Your objective:
Omit the images and output every line of the data below exactly.

---- Extracted material

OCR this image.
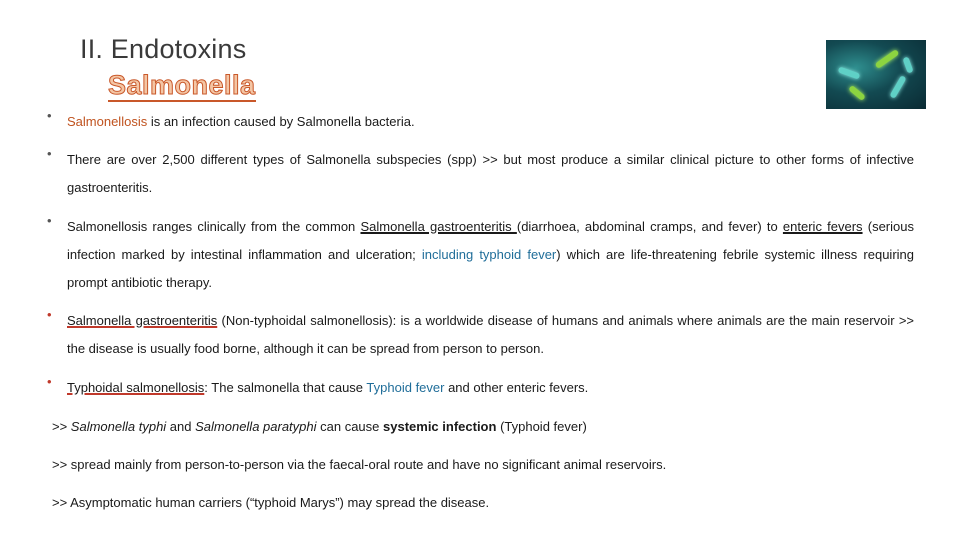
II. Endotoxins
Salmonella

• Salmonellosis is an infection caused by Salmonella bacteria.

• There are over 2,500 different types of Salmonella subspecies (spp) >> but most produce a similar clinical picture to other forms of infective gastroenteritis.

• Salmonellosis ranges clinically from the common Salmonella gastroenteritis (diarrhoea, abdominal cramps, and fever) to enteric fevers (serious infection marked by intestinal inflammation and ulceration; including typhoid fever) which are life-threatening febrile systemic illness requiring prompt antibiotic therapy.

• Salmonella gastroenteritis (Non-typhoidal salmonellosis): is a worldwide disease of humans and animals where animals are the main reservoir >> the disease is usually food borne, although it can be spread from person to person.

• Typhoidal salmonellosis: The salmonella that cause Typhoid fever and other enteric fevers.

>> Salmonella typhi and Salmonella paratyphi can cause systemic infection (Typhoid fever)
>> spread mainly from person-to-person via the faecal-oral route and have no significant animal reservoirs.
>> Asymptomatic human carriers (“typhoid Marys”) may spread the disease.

--------

Written answer:
OCR this image.
II. Endotoxins
Salmonella

• Salmonellosis is an infection caused by Salmonella bacteria.

• There are over 2,500 different types of Salmonella subspecies (spp) >> but most produce a similar clinical picture to other forms of infective gastroenteritis.

• Salmonellosis ranges clinically from the common Salmonella gastroenteritis (diarrhoea, abdominal cramps, and fever) to enteric fevers (serious infection marked by intestinal inflammation and ulceration; including typhoid fever) which are life-threatening febrile systemic illness requiring prompt antibiotic therapy.

• Salmonella gastroenteritis (Non-typhoidal salmonellosis): is a worldwide disease of humans and animals where animals are the main reservoir >> the disease is usually food borne, although it can be spread from person to person.

• Typhoidal salmonellosis: The salmonella that cause Typhoid fever and other enteric fevers.

>> Salmonella typhi and Salmonella paratyphi can cause systemic infection (Typhoid fever)
>> spread mainly from person-to-person via the faecal-oral route and have no significant animal reservoirs.
>> Asymptomatic human carriers (“typhoid Marys”) may spread the disease.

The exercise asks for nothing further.